▶ **EXERCISE GOAL**:
Pick out the lines below that contain the string "icon" and copy them all.

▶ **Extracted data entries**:

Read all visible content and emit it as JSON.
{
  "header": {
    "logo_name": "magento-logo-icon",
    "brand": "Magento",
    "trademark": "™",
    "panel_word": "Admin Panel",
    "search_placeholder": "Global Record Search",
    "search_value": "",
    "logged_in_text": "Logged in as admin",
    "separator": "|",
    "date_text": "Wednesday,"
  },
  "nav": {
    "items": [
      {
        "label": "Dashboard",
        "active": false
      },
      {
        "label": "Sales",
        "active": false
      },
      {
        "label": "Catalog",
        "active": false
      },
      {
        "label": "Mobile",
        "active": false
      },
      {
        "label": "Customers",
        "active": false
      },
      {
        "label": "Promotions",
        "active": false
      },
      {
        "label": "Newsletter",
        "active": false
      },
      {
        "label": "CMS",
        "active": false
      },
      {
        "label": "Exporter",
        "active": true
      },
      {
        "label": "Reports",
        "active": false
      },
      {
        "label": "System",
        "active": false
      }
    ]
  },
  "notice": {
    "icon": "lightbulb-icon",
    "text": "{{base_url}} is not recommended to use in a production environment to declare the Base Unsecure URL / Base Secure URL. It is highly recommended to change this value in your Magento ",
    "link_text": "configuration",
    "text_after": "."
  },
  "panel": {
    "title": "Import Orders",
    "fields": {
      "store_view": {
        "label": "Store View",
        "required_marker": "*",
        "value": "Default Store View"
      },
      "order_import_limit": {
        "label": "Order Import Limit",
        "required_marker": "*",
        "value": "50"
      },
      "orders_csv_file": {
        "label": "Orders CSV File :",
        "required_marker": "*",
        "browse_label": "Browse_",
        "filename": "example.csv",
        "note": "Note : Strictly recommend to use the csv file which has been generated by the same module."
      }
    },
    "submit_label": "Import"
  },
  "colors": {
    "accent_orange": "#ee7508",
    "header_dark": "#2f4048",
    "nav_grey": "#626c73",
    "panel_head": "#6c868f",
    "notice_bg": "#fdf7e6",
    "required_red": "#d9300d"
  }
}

▶ **RESPONSE TO THE TASK**:
    "logo_name": "magento-logo-icon",
    "icon": "lightbulb-icon",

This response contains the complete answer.